**Set task**
Copy all of the data below line for line, without changing anything.

**Data extract**

#####

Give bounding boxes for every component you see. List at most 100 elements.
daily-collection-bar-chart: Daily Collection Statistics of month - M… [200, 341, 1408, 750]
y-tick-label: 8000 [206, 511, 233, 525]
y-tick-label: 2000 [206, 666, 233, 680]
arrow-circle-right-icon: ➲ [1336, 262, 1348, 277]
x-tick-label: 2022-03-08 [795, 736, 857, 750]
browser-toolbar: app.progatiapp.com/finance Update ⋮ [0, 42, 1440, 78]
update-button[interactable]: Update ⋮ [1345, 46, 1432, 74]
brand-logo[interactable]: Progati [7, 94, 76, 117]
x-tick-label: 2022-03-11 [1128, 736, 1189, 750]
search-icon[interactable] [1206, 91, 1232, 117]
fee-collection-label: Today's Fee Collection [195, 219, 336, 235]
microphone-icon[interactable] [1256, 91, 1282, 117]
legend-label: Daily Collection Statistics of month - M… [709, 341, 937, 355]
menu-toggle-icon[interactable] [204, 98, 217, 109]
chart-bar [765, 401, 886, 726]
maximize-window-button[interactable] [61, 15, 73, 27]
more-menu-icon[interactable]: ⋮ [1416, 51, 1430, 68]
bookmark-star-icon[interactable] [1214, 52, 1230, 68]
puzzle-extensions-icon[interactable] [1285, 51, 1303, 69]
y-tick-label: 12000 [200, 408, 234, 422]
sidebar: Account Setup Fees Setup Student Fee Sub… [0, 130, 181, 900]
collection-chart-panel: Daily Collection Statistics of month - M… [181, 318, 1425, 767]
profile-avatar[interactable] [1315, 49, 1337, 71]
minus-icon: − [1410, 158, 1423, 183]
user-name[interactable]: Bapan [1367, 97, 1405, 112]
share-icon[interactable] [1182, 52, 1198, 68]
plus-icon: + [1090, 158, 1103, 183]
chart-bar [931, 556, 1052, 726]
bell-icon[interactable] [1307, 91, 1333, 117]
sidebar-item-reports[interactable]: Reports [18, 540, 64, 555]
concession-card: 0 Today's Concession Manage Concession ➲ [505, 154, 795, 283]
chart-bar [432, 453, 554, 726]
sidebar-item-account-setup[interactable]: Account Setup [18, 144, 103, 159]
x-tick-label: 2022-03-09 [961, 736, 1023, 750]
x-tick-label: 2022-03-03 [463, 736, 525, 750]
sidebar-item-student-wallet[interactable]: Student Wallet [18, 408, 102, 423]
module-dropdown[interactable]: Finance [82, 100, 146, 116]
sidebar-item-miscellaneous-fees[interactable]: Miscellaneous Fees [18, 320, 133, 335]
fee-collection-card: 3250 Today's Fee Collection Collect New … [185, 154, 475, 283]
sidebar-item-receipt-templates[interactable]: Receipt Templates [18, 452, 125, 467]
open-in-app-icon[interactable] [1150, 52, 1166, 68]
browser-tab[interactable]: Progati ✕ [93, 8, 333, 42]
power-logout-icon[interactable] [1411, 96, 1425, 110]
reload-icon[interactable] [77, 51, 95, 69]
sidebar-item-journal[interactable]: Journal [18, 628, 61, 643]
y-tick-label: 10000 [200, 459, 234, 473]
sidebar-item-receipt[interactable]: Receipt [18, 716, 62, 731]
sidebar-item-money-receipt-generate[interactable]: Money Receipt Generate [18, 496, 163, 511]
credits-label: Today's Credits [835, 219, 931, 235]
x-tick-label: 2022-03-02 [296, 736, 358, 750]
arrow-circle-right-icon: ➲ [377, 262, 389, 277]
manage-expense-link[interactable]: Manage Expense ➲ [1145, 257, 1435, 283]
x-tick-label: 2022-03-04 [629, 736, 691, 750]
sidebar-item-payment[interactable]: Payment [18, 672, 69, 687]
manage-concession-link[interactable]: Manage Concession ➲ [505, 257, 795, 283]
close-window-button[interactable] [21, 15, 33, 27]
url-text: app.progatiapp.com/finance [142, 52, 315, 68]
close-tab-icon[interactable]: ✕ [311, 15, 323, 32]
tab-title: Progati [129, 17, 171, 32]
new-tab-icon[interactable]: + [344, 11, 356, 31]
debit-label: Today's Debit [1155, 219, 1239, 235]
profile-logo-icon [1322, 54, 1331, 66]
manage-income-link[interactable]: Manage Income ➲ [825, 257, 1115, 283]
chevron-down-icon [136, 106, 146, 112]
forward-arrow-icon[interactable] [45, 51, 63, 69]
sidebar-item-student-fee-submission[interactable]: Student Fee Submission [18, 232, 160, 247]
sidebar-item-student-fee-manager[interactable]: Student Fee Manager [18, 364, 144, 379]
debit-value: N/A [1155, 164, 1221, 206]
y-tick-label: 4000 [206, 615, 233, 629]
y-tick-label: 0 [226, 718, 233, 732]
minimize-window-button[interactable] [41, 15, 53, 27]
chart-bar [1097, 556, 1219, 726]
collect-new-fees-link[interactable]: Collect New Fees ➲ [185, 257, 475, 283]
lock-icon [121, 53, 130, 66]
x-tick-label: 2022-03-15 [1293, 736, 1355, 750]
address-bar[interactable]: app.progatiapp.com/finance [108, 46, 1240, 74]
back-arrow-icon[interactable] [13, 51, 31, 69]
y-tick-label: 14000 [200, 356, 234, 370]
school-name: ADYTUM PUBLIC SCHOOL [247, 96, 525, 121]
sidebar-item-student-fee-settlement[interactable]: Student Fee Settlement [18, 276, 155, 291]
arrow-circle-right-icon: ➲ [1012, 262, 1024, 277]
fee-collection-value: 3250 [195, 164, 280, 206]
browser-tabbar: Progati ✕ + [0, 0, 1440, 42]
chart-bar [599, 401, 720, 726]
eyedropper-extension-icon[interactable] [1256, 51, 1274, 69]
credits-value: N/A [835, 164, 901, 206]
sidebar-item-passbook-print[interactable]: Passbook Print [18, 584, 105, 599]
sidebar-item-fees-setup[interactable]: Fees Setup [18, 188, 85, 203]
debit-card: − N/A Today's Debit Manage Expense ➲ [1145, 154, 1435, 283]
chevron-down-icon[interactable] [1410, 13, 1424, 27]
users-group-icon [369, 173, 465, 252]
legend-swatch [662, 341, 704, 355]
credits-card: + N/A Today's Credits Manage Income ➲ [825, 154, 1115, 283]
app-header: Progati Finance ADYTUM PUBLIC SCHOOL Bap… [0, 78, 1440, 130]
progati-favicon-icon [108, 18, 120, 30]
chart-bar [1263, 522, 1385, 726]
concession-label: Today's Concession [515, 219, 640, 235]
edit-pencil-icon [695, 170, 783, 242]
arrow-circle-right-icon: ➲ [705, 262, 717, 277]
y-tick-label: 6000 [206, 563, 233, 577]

#####

**The completed task**
Give bounding boxes for every component you see. List at most 100 elements.
daily-collection-bar-chart: Daily Collection Statistics of month - M… [200, 341, 1408, 750]
y-tick-label: 8000 [206, 511, 233, 525]
y-tick-label: 2000 [206, 666, 233, 680]
arrow-circle-right-icon: ➲ [1336, 262, 1348, 277]
x-tick-label: 2022-03-08 [795, 736, 857, 750]
browser-toolbar: app.progatiapp.com/finance Update ⋮ [0, 42, 1440, 78]
update-button[interactable]: Update ⋮ [1345, 46, 1432, 74]
brand-logo[interactable]: Progati [7, 94, 76, 117]
x-tick-label: 2022-03-11 [1128, 736, 1189, 750]
search-icon[interactable] [1206, 91, 1232, 117]
fee-collection-label: Today's Fee Collection [195, 219, 336, 235]
microphone-icon[interactable] [1256, 91, 1282, 117]
legend-label: Daily Collection Statistics of month - M… [709, 341, 937, 355]
menu-toggle-icon[interactable] [204, 98, 217, 109]
chart-bar [765, 401, 886, 726]
maximize-window-button[interactable] [61, 15, 73, 27]
more-menu-icon[interactable]: ⋮ [1416, 51, 1430, 68]
bookmark-star-icon[interactable] [1214, 52, 1230, 68]
puzzle-extensions-icon[interactable] [1285, 51, 1303, 69]
y-tick-label: 12000 [200, 408, 234, 422]
sidebar: Account Setup Fees Setup Student Fee Sub… [0, 130, 181, 900]
collection-chart-panel: Daily Collection Statistics of month - M… [181, 318, 1425, 767]
profile-avatar[interactable] [1315, 49, 1337, 71]
minus-icon: − [1410, 158, 1423, 183]
user-name[interactable]: Bapan [1367, 97, 1405, 112]
share-icon[interactable] [1182, 52, 1198, 68]
plus-icon: + [1090, 158, 1103, 183]
chart-bar [931, 556, 1052, 726]
bell-icon[interactable] [1307, 91, 1333, 117]
sidebar-item-reports[interactable]: Reports [18, 540, 64, 555]
concession-card: 0 Today's Concession Manage Concession ➲ [505, 154, 795, 283]
chart-bar [432, 453, 554, 726]
sidebar-item-account-setup[interactable]: Account Setup [18, 144, 103, 159]
x-tick-label: 2022-03-09 [961, 736, 1023, 750]
x-tick-label: 2022-03-03 [463, 736, 525, 750]
sidebar-item-student-wallet[interactable]: Student Wallet [18, 408, 102, 423]
module-dropdown[interactable]: Finance [82, 100, 146, 116]
sidebar-item-miscellaneous-fees[interactable]: Miscellaneous Fees [18, 320, 133, 335]
fee-collection-card: 3250 Today's Fee Collection Collect New … [185, 154, 475, 283]
sidebar-item-receipt-templates[interactable]: Receipt Templates [18, 452, 125, 467]
open-in-app-icon[interactable] [1150, 52, 1166, 68]
browser-tab[interactable]: Progati ✕ [93, 8, 333, 42]
power-logout-icon[interactable] [1411, 96, 1425, 110]
reload-icon[interactable] [77, 51, 95, 69]
sidebar-item-journal[interactable]: Journal [18, 628, 61, 643]
y-tick-label: 10000 [200, 459, 234, 473]
sidebar-item-receipt[interactable]: Receipt [18, 716, 62, 731]
sidebar-item-money-receipt-generate[interactable]: Money Receipt Generate [18, 496, 163, 511]
credits-label: Today's Credits [835, 219, 931, 235]
x-tick-label: 2022-03-02 [296, 736, 358, 750]
arrow-circle-right-icon: ➲ [377, 262, 389, 277]
manage-expense-link[interactable]: Manage Expense ➲ [1145, 257, 1435, 283]
x-tick-label: 2022-03-04 [629, 736, 691, 750]
sidebar-item-payment[interactable]: Payment [18, 672, 69, 687]
manage-concession-link[interactable]: Manage Concession ➲ [505, 257, 795, 283]
close-window-button[interactable] [21, 15, 33, 27]
url-text: app.progatiapp.com/finance [142, 52, 315, 68]
close-tab-icon[interactable]: ✕ [311, 15, 323, 32]
tab-title: Progati [129, 17, 171, 32]
new-tab-icon[interactable]: + [344, 11, 356, 31]
debit-label: Today's Debit [1155, 219, 1239, 235]
profile-logo-icon [1322, 54, 1331, 66]
manage-income-link[interactable]: Manage Income ➲ [825, 257, 1115, 283]
chevron-down-icon [136, 106, 146, 112]
forward-arrow-icon[interactable] [45, 51, 63, 69]
sidebar-item-student-fee-submission[interactable]: Student Fee Submission [18, 232, 160, 247]
sidebar-item-student-fee-manager[interactable]: Student Fee Manager [18, 364, 144, 379]
debit-value: N/A [1155, 164, 1221, 206]
y-tick-label: 4000 [206, 615, 233, 629]
y-tick-label: 0 [226, 718, 233, 732]
minimize-window-button[interactable] [41, 15, 53, 27]
chart-bar [1097, 556, 1219, 726]
collect-new-fees-link[interactable]: Collect New Fees ➲ [185, 257, 475, 283]
lock-icon [121, 53, 130, 66]
x-tick-label: 2022-03-15 [1293, 736, 1355, 750]
address-bar[interactable]: app.progatiapp.com/finance [108, 46, 1240, 74]
back-arrow-icon[interactable] [13, 51, 31, 69]
y-tick-label: 14000 [200, 356, 234, 370]
school-name: ADYTUM PUBLIC SCHOOL [247, 96, 525, 121]
sidebar-item-student-fee-settlement[interactable]: Student Fee Settlement [18, 276, 155, 291]
arrow-circle-right-icon: ➲ [1012, 262, 1024, 277]
fee-collection-value: 3250 [195, 164, 280, 206]
browser-tabbar: Progati ✕ + [0, 0, 1440, 42]
chart-bar [599, 401, 720, 726]
eyedropper-extension-icon[interactable] [1256, 51, 1274, 69]
credits-value: N/A [835, 164, 901, 206]
sidebar-item-passbook-print[interactable]: Passbook Print [18, 584, 105, 599]
sidebar-item-fees-setup[interactable]: Fees Setup [18, 188, 85, 203]
debit-card: − N/A Today's Debit Manage Expense ➲ [1145, 154, 1435, 283]
chevron-down-icon[interactable] [1410, 13, 1424, 27]
users-group-icon [369, 173, 465, 252]
legend-swatch [662, 341, 704, 355]
credits-card: + N/A Today's Credits Manage Income ➲ [825, 154, 1115, 283]
app-header: Progati Finance ADYTUM PUBLIC SCHOOL Bap… [0, 78, 1440, 130]
progati-favicon-icon [108, 18, 120, 30]
chart-bar [1263, 522, 1385, 726]
concession-label: Today's Concession [515, 219, 640, 235]
edit-pencil-icon [695, 170, 783, 242]
arrow-circle-right-icon: ➲ [705, 262, 717, 277]
y-tick-label: 6000 [206, 563, 233, 577]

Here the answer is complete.